Dataset rows about figures:
——

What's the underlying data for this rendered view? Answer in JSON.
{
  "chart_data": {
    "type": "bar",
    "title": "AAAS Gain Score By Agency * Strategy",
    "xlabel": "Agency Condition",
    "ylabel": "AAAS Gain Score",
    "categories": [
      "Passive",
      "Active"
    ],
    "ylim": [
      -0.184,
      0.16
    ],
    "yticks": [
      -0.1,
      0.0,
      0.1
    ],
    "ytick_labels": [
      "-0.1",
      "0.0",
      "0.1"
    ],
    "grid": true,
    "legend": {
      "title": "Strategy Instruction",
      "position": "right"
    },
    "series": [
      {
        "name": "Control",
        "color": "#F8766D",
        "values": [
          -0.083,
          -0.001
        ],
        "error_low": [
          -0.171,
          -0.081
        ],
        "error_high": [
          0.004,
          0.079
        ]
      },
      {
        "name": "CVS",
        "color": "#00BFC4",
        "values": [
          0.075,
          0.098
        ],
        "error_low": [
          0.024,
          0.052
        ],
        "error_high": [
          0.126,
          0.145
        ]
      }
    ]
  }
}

——

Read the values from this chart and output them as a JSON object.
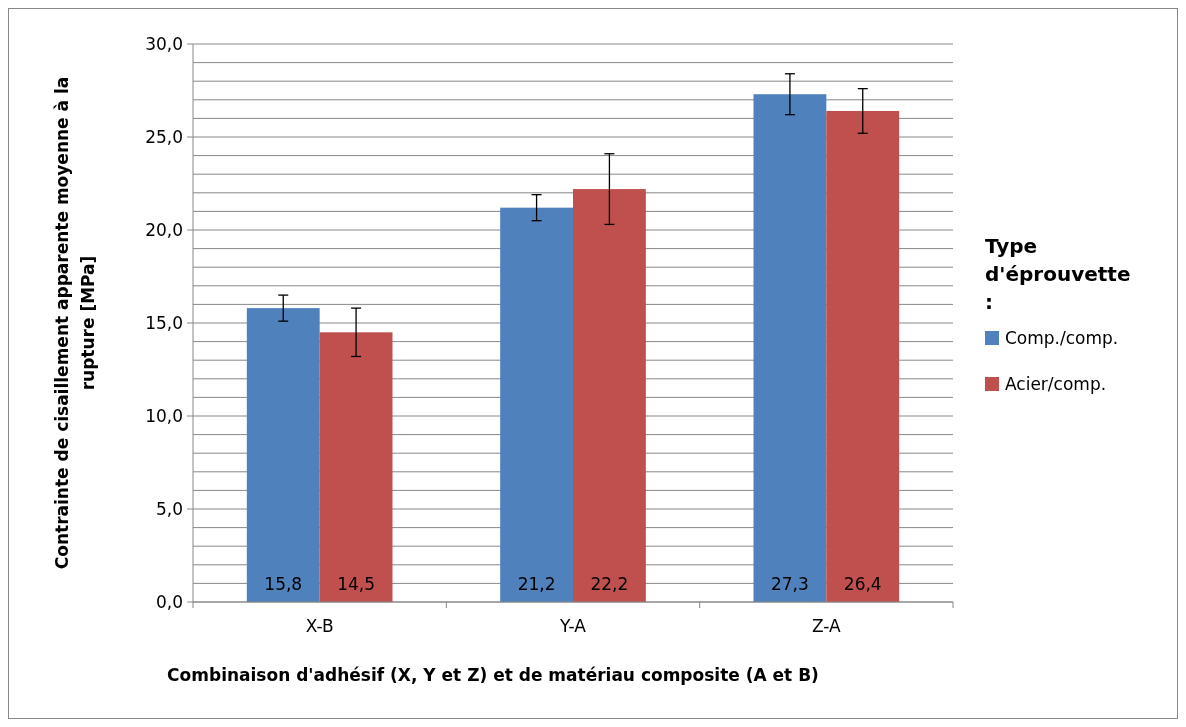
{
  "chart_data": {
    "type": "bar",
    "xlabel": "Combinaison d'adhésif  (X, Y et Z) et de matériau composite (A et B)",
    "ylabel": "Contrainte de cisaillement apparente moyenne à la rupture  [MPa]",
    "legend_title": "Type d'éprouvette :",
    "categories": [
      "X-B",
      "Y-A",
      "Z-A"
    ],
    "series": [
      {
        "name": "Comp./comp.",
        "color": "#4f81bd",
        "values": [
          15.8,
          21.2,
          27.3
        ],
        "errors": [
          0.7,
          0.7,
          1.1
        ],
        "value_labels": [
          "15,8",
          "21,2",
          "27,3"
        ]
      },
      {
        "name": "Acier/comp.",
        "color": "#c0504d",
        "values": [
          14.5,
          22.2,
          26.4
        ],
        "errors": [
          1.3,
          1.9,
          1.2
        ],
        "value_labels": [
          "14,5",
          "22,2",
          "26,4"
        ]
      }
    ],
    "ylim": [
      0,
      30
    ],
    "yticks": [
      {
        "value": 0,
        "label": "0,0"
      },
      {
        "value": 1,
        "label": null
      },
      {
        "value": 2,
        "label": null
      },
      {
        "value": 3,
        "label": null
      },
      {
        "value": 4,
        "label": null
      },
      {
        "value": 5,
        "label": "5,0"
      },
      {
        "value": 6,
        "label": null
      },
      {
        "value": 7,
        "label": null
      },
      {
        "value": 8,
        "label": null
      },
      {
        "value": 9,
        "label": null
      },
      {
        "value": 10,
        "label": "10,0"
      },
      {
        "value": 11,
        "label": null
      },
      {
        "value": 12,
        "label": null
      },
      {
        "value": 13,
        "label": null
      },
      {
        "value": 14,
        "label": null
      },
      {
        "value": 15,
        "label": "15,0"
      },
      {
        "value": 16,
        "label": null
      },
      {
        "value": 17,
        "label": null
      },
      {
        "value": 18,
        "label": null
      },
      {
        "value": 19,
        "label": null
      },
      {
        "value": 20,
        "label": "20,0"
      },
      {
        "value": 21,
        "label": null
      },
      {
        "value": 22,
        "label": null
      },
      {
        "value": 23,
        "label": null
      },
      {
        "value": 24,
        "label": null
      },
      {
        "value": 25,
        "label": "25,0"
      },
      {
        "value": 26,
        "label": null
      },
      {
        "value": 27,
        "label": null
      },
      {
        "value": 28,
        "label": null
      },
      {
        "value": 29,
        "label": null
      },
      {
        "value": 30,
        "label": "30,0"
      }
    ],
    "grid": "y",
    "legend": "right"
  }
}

——

TASK PROMPT ->
Using the listing above, show each line holding the string "AAAS".

WRITTEN REPLY ->
    "title": "AAAS Gain Score By Agency * Strategy",
    "ylabel": "AAAS Gain Score",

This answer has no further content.